● Exercise aim
Count the lines in the records below that contain the string "slideui". Reply with the number only.
↓↓↓
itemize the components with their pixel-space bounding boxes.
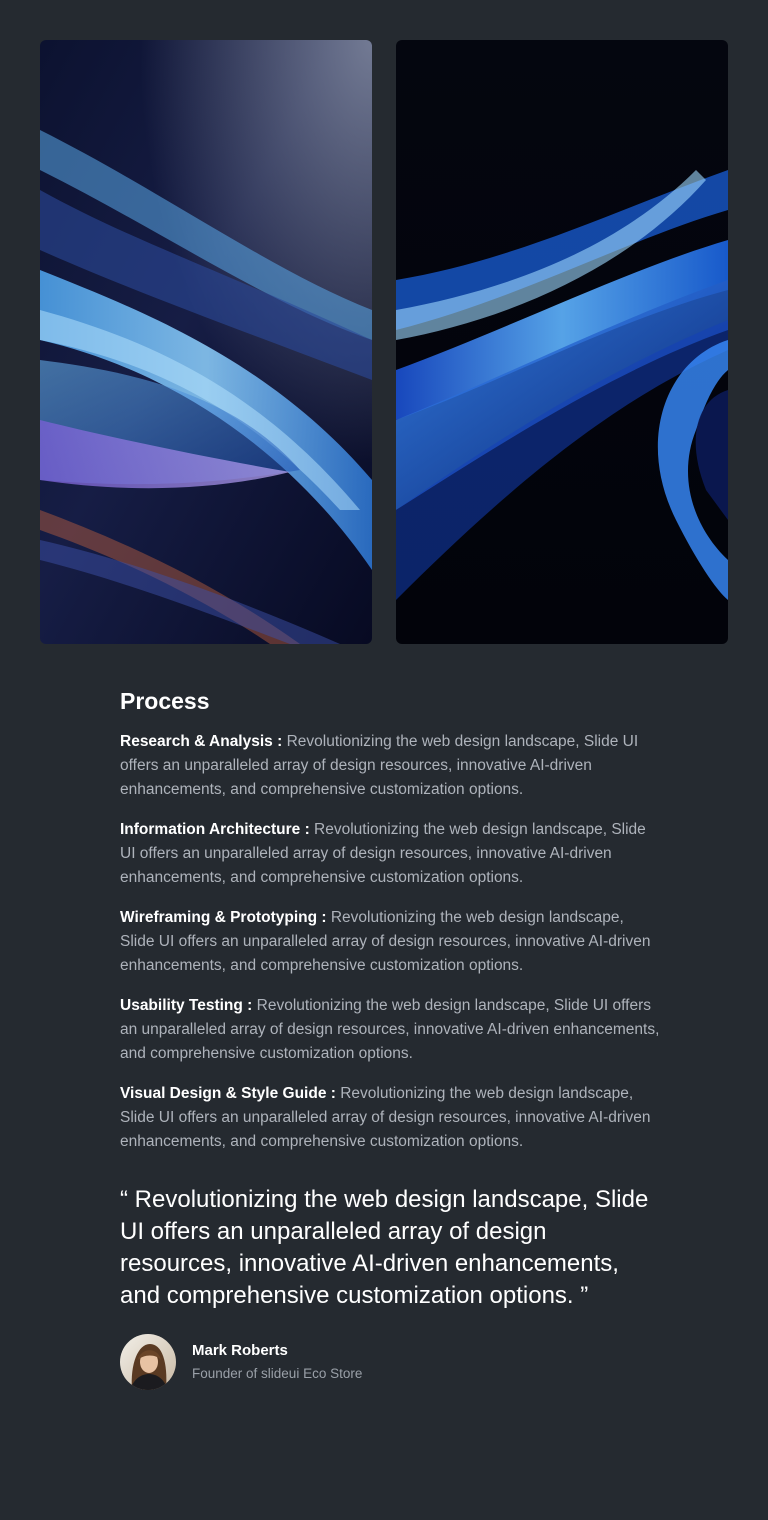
abstract-wave-image-left <box>40 40 372 644</box>
process-item-visual-design: Visual Design & Style Guide : Revolution… <box>120 1082 660 1154</box>
abstract-wave-image-right <box>396 40 728 644</box>
process-term: Information Architecture : <box>120 821 310 838</box>
process-section: Process Research & Analysis : Revolution… <box>120 686 660 1390</box>
testimonial-author: Mark Roberts Founder of slideui Eco Stor… <box>120 1334 660 1390</box>
process-term: Usability Testing : <box>120 997 253 1014</box>
process-term: Research & Analysis : <box>120 733 283 750</box>
process-item-information-architecture: Information Architecture : Revolutionizi… <box>120 818 660 890</box>
testimonial-quote: “ Revolutionizing the web design landsca… <box>120 1186 649 1309</box>
section-title: Process <box>120 688 210 714</box>
process-term: Wireframing & Prototyping : <box>120 909 327 926</box>
image-gallery <box>40 40 728 644</box>
process-item-usability-testing: Usability Testing : Revolutionizing the … <box>120 994 660 1066</box>
process-item-research: Research & Analysis : Revolutionizing th… <box>120 730 660 802</box>
author-name: Mark Roberts <box>192 1342 288 1359</box>
process-item-wireframing: Wireframing & Prototyping : Revolutioniz… <box>120 906 660 978</box>
process-term: Visual Design & Style Guide : <box>120 1085 336 1102</box>
author-info: Mark Roberts Founder of slideui Eco Stor… <box>192 1340 362 1384</box>
author-role: Founder of slideui Eco Store <box>192 1366 363 1381</box>
avatar <box>120 1334 176 1390</box>
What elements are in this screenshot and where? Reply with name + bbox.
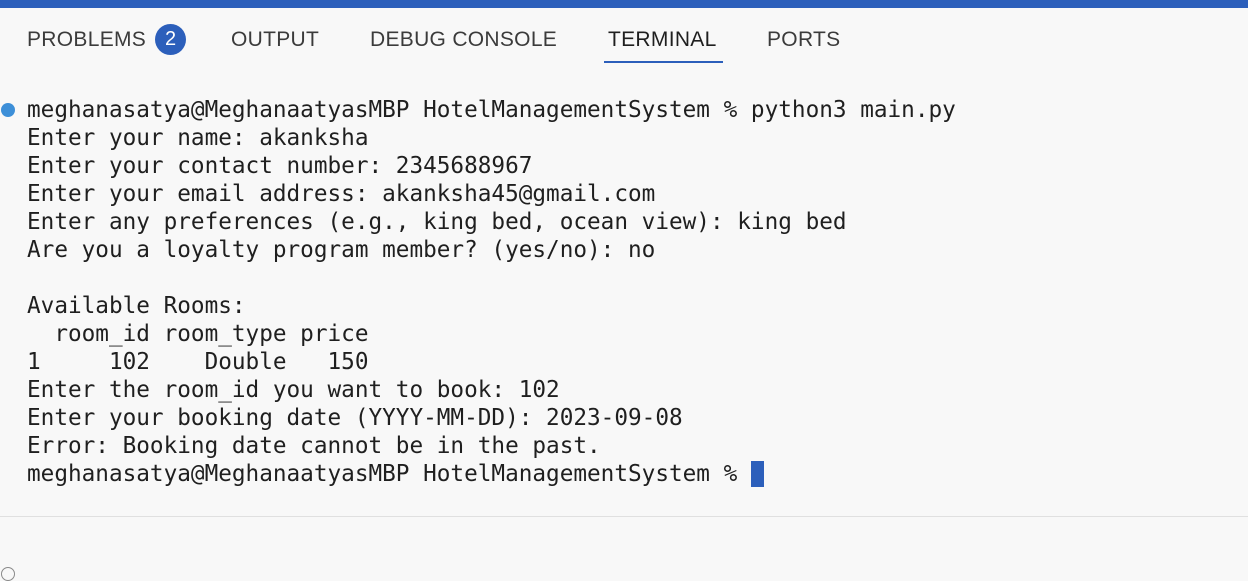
terminal-line: Are you a loyalty program member? (yes/n…: [27, 237, 656, 263]
tab-terminal[interactable]: TERMINAL: [608, 28, 717, 52]
terminal-line: meghanasatya@MeghanaatyasMBP HotelManage…: [27, 97, 956, 123]
tab-problems[interactable]: PROBLEMS: [27, 28, 146, 52]
tab-ports[interactable]: PORTS: [767, 28, 840, 52]
active-tab-indicator: [604, 61, 723, 63]
terminal-line: room_id room_type price: [27, 321, 369, 347]
terminal-line: Enter your booking date (YYYY-MM-DD): 20…: [27, 405, 683, 431]
terminal-line: Enter your email address: akanksha45@gma…: [27, 181, 656, 207]
terminal-line: Enter the room_id you want to book: 102: [27, 377, 560, 403]
terminal-line: Available Rooms:: [27, 293, 246, 319]
terminal-output[interactable]: meghanasatya@MeghanaatyasMBP HotelManage…: [0, 96, 1248, 581]
tab-output[interactable]: OUTPUT: [231, 28, 319, 52]
terminal-line: Error: Booking date cannot be in the pas…: [27, 433, 601, 459]
tab-debug-console[interactable]: DEBUG CONSOLE: [370, 28, 557, 52]
terminal-prompt-line[interactable]: meghanasatya@MeghanaatyasMBP HotelManage…: [27, 460, 764, 488]
terminal-prompt: meghanasatya@MeghanaatyasMBP HotelManage…: [27, 461, 751, 487]
terminal-line: Enter your contact number: 2345688967: [27, 153, 533, 179]
panel-tab-bar: PROBLEMS 2 OUTPUT DEBUG CONSOLE TERMINAL…: [0, 8, 1248, 64]
terminal-line: 1 102 Double 150: [27, 349, 369, 375]
window-top-accent-bar: [0, 0, 1248, 8]
terminal-line: Enter any preferences (e.g., king bed, o…: [27, 209, 847, 235]
terminal-cursor-icon: [750, 461, 764, 487]
terminal-line: Enter your name: akanksha: [27, 125, 369, 151]
panel-bottom-divider: [0, 516, 1248, 517]
problems-count-badge: 2: [155, 24, 186, 55]
command-pending-dot-icon[interactable]: [1, 567, 15, 581]
command-success-dot-icon[interactable]: [1, 103, 15, 117]
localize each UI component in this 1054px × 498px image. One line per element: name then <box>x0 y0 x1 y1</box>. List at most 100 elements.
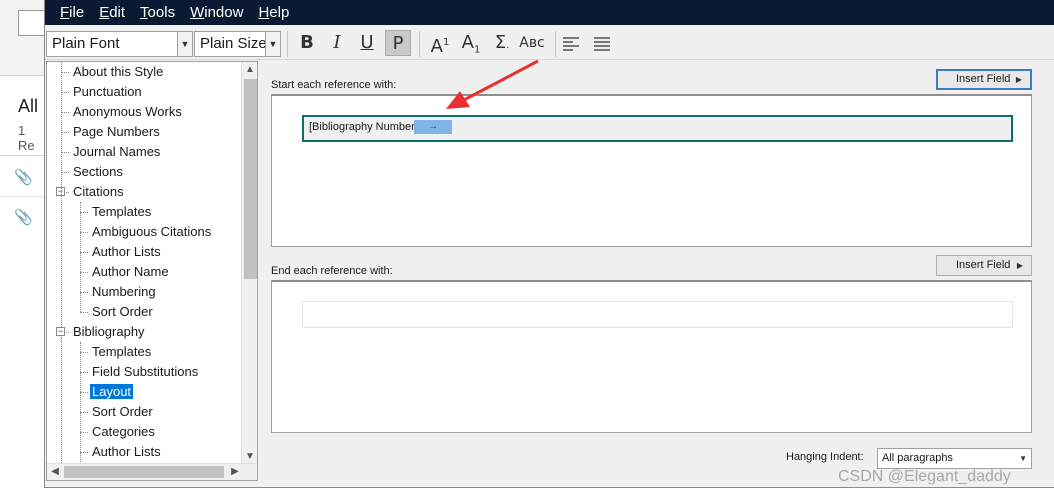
menu-file[interactable]: File <box>60 4 84 21</box>
chevron-down-icon[interactable]: ▼ <box>177 32 192 56</box>
tree-item-label: Author Name <box>92 264 169 279</box>
tree-item[interactable]: Author Lists <box>90 442 163 462</box>
tree-item[interactable]: Anonymous Works <box>71 102 184 122</box>
tree-connector <box>61 72 69 73</box>
tree-connector <box>80 292 88 293</box>
tree-item[interactable]: Author Name <box>90 262 171 282</box>
tree-vertical-thumb[interactable] <box>244 79 257 279</box>
background-heading: All <box>18 96 39 116</box>
size-select[interactable]: Plain Size ▼ <box>194 31 281 57</box>
smallcaps-button[interactable]: Aʙᴄ <box>517 30 547 56</box>
subscript-button[interactable]: A1 <box>458 30 484 56</box>
style-sections-tree[interactable]: About this Style Punctuation Anonymous Wor… <box>46 61 258 481</box>
tree-item[interactable]: Punctuation <box>71 82 144 102</box>
tree-item[interactable]: Sort Order <box>90 302 155 322</box>
tree-item[interactable]: Bibliography <box>71 322 147 342</box>
tree-item[interactable]: Journal Names <box>71 142 162 162</box>
tree-item[interactable]: Ambiguous Citations <box>90 222 213 242</box>
tree-horizontal-thumb[interactable] <box>64 466 224 478</box>
tree-connector <box>61 112 69 113</box>
caret-right-icon: ▶ <box>1015 75 1022 84</box>
bibliography-number-token[interactable]: [Bibliography Number] <box>309 121 418 133</box>
tree-connector <box>80 432 88 433</box>
chevron-down-icon[interactable]: ▼ <box>265 32 280 56</box>
tree-item[interactable]: Templates <box>90 342 153 362</box>
tree-item-label: Page Numbers <box>73 124 160 139</box>
window-edge <box>1048 60 1054 480</box>
tree-item[interactable]: Templates <box>90 202 153 222</box>
hanging-indent-select[interactable]: All paragraphs ▼ <box>877 448 1032 469</box>
plain-button[interactable]: P <box>385 30 411 56</box>
tree-connector <box>80 352 88 353</box>
subscript-mark: 1 <box>473 44 481 56</box>
superscript-button[interactable]: A1 <box>427 30 453 57</box>
scroll-right-icon[interactable]: ▶ <box>227 464 243 480</box>
chevron-down-icon[interactable]: ▼ <box>1019 449 1027 468</box>
caret-right-icon: ▶ <box>1016 261 1023 270</box>
tree-vertical-scrollbar[interactable]: ▲ ▼ <box>241 62 257 465</box>
collapse-icon[interactable]: − <box>56 327 65 336</box>
tree-item[interactable]: Sections <box>71 162 125 182</box>
font-select-value: Plain Font <box>52 35 120 52</box>
tree-connector <box>80 272 88 273</box>
scroll-left-icon[interactable]: ◀ <box>47 464 63 480</box>
start-label: Start each reference with: <box>271 79 397 91</box>
tree-item-label: Templates <box>92 204 152 219</box>
tree-item-label: Punctuation <box>73 84 142 99</box>
underline-button[interactable]: U <box>354 30 380 56</box>
tree-connector <box>61 172 69 173</box>
hanging-indent-label: Hanging Indent: <box>786 451 864 463</box>
insert-field-label: Insert Field <box>956 73 1011 85</box>
bold-button[interactable]: B <box>294 30 320 56</box>
scroll-up-icon[interactable]: ▲ <box>242 62 257 78</box>
superscript-mark: 1 <box>442 37 450 48</box>
tree-item-label: Field Substitutions <box>92 364 199 379</box>
tree-item[interactable]: Numbering <box>90 282 158 302</box>
tree-connector <box>61 92 69 93</box>
tree-connector <box>80 452 88 453</box>
font-select[interactable]: Plain Font ▼ <box>46 31 193 57</box>
tree-item-label: Categories <box>92 424 155 439</box>
tree-item[interactable]: Layout <box>90 382 134 402</box>
tree-item-label: Citations <box>73 184 124 199</box>
tree-item[interactable]: Page Numbers <box>71 122 162 142</box>
tree-item-label: Templates <box>92 344 152 359</box>
menu-bar: File Edit Tools Window Help <box>45 0 1054 25</box>
paperclip-icon: 📎 <box>14 169 33 186</box>
tree-item[interactable]: Author Lists <box>90 242 163 262</box>
start-reference-field[interactable]: [Bibliography Number] → <box>302 115 1013 142</box>
toolbar-separator <box>419 31 420 57</box>
background-row-divider <box>0 196 44 197</box>
tree-item[interactable]: Categories <box>90 422 157 442</box>
menu-help[interactable]: Help <box>258 4 289 21</box>
menu-edit[interactable]: Edit <box>99 4 125 21</box>
end-label: End each reference with: <box>271 265 393 277</box>
tree-connector <box>80 412 88 413</box>
tree-item[interactable]: Citations <box>71 182 126 202</box>
menu-tools[interactable]: Tools <box>140 4 175 21</box>
start-reference-editor[interactable]: [Bibliography Number] → <box>271 94 1032 247</box>
tree-item[interactable]: About this Style <box>71 62 165 82</box>
tree-item-label: Author Lists <box>92 244 161 259</box>
layout-panel: Start each reference with: Insert Field … <box>265 61 1051 481</box>
tree-item[interactable]: Sort Order <box>90 402 155 422</box>
tree-horizontal-scrollbar[interactable]: ◀ ▶ <box>47 463 257 480</box>
menu-window[interactable]: Window <box>190 4 243 21</box>
align-justify-icon[interactable] <box>594 37 610 51</box>
tree-connector <box>80 392 88 393</box>
insert-field-button-start[interactable]: Insert Field ▶ <box>936 69 1032 90</box>
insert-field-button-end[interactable]: Insert Field ▶ <box>936 255 1032 276</box>
tree-item-label: About this Style <box>73 64 164 79</box>
tree-item[interactable]: Field Substitutions <box>90 362 200 382</box>
watermark: CSDN @Elegant_daddy <box>838 468 1011 485</box>
italic-button[interactable]: I <box>324 30 350 56</box>
end-reference-editor[interactable] <box>271 280 1032 433</box>
tab-mark: → <box>414 120 452 134</box>
tree-connector <box>80 372 88 373</box>
tree-connector <box>80 202 81 312</box>
symbol-button[interactable]: Σ. <box>489 30 515 56</box>
tree-connector <box>80 232 88 233</box>
tree-connector <box>61 132 69 133</box>
end-reference-field[interactable] <box>302 301 1013 328</box>
align-left-icon[interactable] <box>563 37 579 51</box>
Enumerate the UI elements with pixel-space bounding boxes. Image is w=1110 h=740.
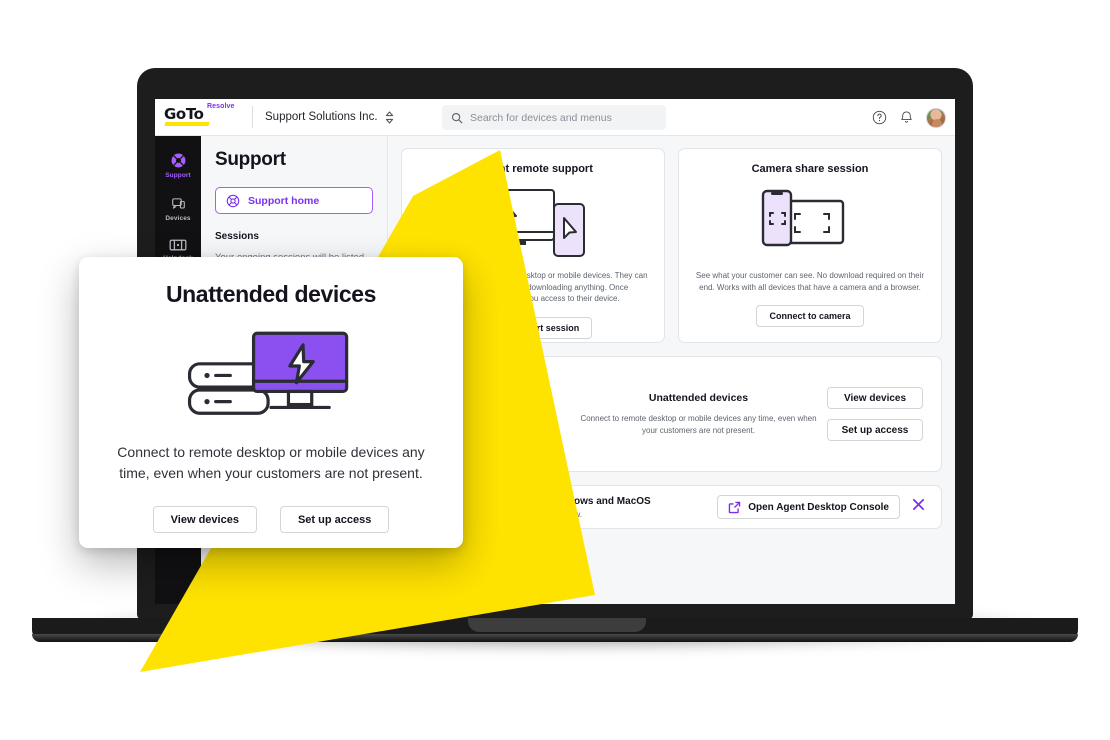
sidebar-item-support[interactable]: Support	[155, 145, 201, 188]
org-selector[interactable]: Support Solutions Inc.	[265, 110, 394, 124]
search-placeholder: Search for devices and menus	[470, 111, 612, 124]
goto-resolve-logo[interactable]: GoTo Resolve	[164, 103, 246, 129]
sessions-heading: Sessions	[215, 231, 259, 242]
set-up-access-button[interactable]: Set up access	[827, 419, 923, 441]
help-circle-icon[interactable]	[872, 110, 887, 125]
search-icon	[451, 112, 463, 123]
unattended-devices-overlay-card: Unattended devices Connect to remote des…	[79, 257, 463, 548]
card-title-camera: Camera share session	[751, 163, 869, 175]
support-home-label: Support home	[248, 194, 320, 207]
screen-to-phone-cursor-art	[418, 182, 648, 264]
page-title: Support	[215, 149, 286, 170]
screenshot-canvas: GoTo Resolve Support Solutions Inc. Sear…	[0, 0, 1110, 740]
camera-share-session-card: Camera share session See what your custo…	[678, 148, 942, 343]
user-avatar[interactable]	[926, 107, 946, 128]
close-x-icon	[912, 498, 925, 511]
sidebar-label-support: Support	[165, 172, 191, 179]
bell-icon[interactable]	[899, 110, 914, 126]
logo-text-resolve: Resolve	[207, 103, 235, 110]
connect-to-camera-button[interactable]: Connect to camera	[756, 305, 864, 327]
helpdesk-ticket-icon	[169, 239, 187, 251]
support-content-area: Instant remote support Connect to your c…	[388, 136, 955, 604]
laptop-base-lip	[32, 634, 1078, 642]
chevron-up-down-icon	[385, 110, 393, 124]
unattended-buttons: View devices Set up access	[827, 387, 923, 441]
top-cards-row: Instant remote support Connect to your c…	[401, 148, 942, 343]
servers-monitor-bolt-art	[79, 326, 463, 422]
unattended-title: Unattended devices	[648, 392, 749, 404]
overlay-view-devices-button[interactable]: View devices	[152, 506, 257, 533]
laptop-base-notch	[468, 618, 646, 632]
unattended-text-block: Unattended devices Connect to remote des…	[570, 392, 827, 436]
banner-button-label: Open Agent Desktop Console	[748, 501, 889, 513]
view-devices-button[interactable]: View devices	[827, 387, 923, 409]
support-home-button[interactable]: Support home	[215, 187, 373, 214]
banner-close-button[interactable]	[910, 496, 927, 518]
logo-yellow-underline	[164, 122, 210, 126]
start-support-session-button[interactable]: Start support session	[473, 316, 593, 339]
phone-camera-frame-art	[695, 182, 925, 264]
header-divider	[252, 106, 253, 128]
support-lifebuoy-icon	[226, 194, 240, 207]
external-link-icon	[728, 501, 741, 513]
overlay-set-up-access-button[interactable]: Set up access	[279, 506, 390, 533]
unattended-devices-card: Unattended devices Connect to remote des…	[401, 356, 942, 472]
org-name-label: Support Solutions Inc.	[265, 111, 378, 123]
app-header: GoTo Resolve Support Solutions Inc. Sear…	[155, 99, 955, 136]
card-title-instant: Instant remote support	[473, 163, 593, 175]
open-agent-desktop-console-button[interactable]: Open Agent Desktop Console	[717, 495, 900, 519]
agent-desktop-console-banner: Agent Desktop Console for Windows and Ma…	[401, 485, 942, 529]
devices-icon	[171, 198, 185, 209]
sidebar-item-devices[interactable]: Devices	[155, 188, 201, 231]
support-lifebuoy-icon	[171, 153, 185, 168]
unattended-desc: Connect to remote desktop or mobile devi…	[580, 414, 817, 435]
overlay-title: Unattended devices	[165, 281, 377, 307]
card-desc-camera: See what your customer can see. No downl…	[695, 271, 925, 292]
header-actions	[872, 99, 946, 136]
sidebar-label-devices: Devices	[165, 215, 191, 222]
search-input[interactable]: Search for devices and menus	[442, 105, 666, 130]
overlay-buttons: View devices Set up access	[79, 506, 463, 533]
overlay-desc: Connect to remote desktop or mobile devi…	[117, 444, 425, 481]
↑↑↑
● The response
3